Set problem >>
Write out all of the data without omission, exactly as shown.

[Saved entries]
*-*-*

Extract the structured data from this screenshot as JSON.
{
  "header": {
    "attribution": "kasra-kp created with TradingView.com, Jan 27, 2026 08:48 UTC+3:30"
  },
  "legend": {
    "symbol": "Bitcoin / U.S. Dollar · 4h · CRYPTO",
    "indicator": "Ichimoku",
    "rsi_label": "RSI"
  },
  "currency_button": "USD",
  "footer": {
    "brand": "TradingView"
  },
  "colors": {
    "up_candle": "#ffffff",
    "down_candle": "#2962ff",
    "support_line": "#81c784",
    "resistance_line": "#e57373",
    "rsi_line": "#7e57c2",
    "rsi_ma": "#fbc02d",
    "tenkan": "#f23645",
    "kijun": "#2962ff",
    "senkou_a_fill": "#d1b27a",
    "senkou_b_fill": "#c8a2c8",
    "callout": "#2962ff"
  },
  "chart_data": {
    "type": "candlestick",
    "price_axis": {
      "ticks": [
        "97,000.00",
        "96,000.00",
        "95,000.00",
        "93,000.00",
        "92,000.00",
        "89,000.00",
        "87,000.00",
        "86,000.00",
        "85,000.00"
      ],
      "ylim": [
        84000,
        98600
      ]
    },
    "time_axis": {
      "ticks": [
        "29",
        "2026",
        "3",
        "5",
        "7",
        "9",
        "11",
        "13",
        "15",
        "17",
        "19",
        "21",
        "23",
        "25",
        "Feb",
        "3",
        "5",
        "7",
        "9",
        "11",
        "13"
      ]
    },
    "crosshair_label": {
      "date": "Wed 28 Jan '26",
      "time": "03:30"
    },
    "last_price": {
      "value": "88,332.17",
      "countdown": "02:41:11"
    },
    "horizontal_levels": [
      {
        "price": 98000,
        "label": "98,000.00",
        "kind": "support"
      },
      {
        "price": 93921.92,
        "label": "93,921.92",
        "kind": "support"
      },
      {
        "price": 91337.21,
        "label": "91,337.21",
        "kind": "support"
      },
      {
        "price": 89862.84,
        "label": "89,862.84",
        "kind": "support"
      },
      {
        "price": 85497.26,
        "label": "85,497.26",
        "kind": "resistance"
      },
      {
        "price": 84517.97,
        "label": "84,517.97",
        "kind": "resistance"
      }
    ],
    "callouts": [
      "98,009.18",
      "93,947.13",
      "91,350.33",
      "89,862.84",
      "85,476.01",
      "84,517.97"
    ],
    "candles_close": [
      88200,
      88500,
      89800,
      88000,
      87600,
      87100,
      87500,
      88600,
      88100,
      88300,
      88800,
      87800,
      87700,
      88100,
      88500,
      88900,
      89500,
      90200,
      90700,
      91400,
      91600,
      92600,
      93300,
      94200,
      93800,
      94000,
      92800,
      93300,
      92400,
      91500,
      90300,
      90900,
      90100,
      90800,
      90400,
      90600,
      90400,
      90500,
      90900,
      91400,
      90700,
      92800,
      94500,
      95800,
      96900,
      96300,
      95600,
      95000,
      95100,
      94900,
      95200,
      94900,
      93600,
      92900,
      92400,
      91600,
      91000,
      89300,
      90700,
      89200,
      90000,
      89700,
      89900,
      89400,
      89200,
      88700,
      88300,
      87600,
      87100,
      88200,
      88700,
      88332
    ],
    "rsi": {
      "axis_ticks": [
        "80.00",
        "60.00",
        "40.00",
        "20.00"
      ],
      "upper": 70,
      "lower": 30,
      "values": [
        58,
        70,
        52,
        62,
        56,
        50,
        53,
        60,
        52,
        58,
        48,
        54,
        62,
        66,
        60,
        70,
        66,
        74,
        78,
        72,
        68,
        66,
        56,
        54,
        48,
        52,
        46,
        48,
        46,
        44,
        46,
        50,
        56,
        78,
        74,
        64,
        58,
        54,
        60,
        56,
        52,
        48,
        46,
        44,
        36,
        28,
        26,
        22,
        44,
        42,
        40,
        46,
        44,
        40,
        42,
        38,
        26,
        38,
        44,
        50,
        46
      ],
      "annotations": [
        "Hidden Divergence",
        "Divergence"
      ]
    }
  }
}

*-*-*

Complete response >>
Extract the structured data from this screenshot as JSON.
{
  "header": {
    "attribution": "kasra-kp created with TradingView.com, Jan 27, 2026 08:48 UTC+3:30"
  },
  "legend": {
    "symbol": "Bitcoin / U.S. Dollar · 4h · CRYPTO",
    "indicator": "Ichimoku",
    "rsi_label": "RSI"
  },
  "currency_button": "USD",
  "footer": {
    "brand": "TradingView"
  },
  "colors": {
    "up_candle": "#ffffff",
    "down_candle": "#2962ff",
    "support_line": "#81c784",
    "resistance_line": "#e57373",
    "rsi_line": "#7e57c2",
    "rsi_ma": "#fbc02d",
    "tenkan": "#f23645",
    "kijun": "#2962ff",
    "senkou_a_fill": "#d1b27a",
    "senkou_b_fill": "#c8a2c8",
    "callout": "#2962ff"
  },
  "chart_data": {
    "type": "candlestick",
    "price_axis": {
      "ticks": [
        "97,000.00",
        "96,000.00",
        "95,000.00",
        "93,000.00",
        "92,000.00",
        "89,000.00",
        "87,000.00",
        "86,000.00",
        "85,000.00"
      ],
      "ylim": [
        84000,
        98600
      ]
    },
    "time_axis": {
      "ticks": [
        "29",
        "2026",
        "3",
        "5",
        "7",
        "9",
        "11",
        "13",
        "15",
        "17",
        "19",
        "21",
        "23",
        "25",
        "Feb",
        "3",
        "5",
        "7",
        "9",
        "11",
        "13"
      ]
    },
    "crosshair_label": {
      "date": "Wed 28 Jan '26",
      "time": "03:30"
    },
    "last_price": {
      "value": "88,332.17",
      "countdown": "02:41:11"
    },
    "horizontal_levels": [
      {
        "price": 98000,
        "label": "98,000.00",
        "kind": "support"
      },
      {
        "price": 93921.92,
        "label": "93,921.92",
        "kind": "support"
      },
      {
        "price": 91337.21,
        "label": "91,337.21",
        "kind": "support"
      },
      {
        "price": 89862.84,
        "label": "89,862.84",
        "kind": "support"
      },
      {
        "price": 85497.26,
        "label": "85,497.26",
        "kind": "resistance"
      },
      {
        "price": 84517.97,
        "label": "84,517.97",
        "kind": "resistance"
      }
    ],
    "callouts": [
      "98,009.18",
      "93,947.13",
      "91,350.33",
      "89,862.84",
      "85,476.01",
      "84,517.97"
    ],
    "candles_close": [
      88200,
      88500,
      89800,
      88000,
      87600,
      87100,
      87500,
      88600,
      88100,
      88300,
      88800,
      87800,
      87700,
      88100,
      88500,
      88900,
      89500,
      90200,
      90700,
      91400,
      91600,
      92600,
      93300,
      94200,
      93800,
      94000,
      92800,
      93300,
      92400,
      91500,
      90300,
      90900,
      90100,
      90800,
      90400,
      90600,
      90400,
      90500,
      90900,
      91400,
      90700,
      92800,
      94500,
      95800,
      96900,
      96300,
      95600,
      95000,
      95100,
      94900,
      95200,
      94900,
      93600,
      92900,
      92400,
      91600,
      91000,
      89300,
      90700,
      89200,
      90000,
      89700,
      89900,
      89400,
      89200,
      88700,
      88300,
      87600,
      87100,
      88200,
      88700,
      88332
    ],
    "rsi": {
      "axis_ticks": [
        "80.00",
        "60.00",
        "40.00",
        "20.00"
      ],
      "upper": 70,
      "lower": 30,
      "values": [
        58,
        70,
        52,
        62,
        56,
        50,
        53,
        60,
        52,
        58,
        48,
        54,
        62,
        66,
        60,
        70,
        66,
        74,
        78,
        72,
        68,
        66,
        56,
        54,
        48,
        52,
        46,
        48,
        46,
        44,
        46,
        50,
        56,
        78,
        74,
        64,
        58,
        54,
        60,
        56,
        52,
        48,
        46,
        44,
        36,
        28,
        26,
        22,
        44,
        42,
        40,
        46,
        44,
        40,
        42,
        38,
        26,
        38,
        44,
        50,
        46
      ],
      "annotations": [
        "Hidden Divergence",
        "Divergence"
      ]
    }
  }
}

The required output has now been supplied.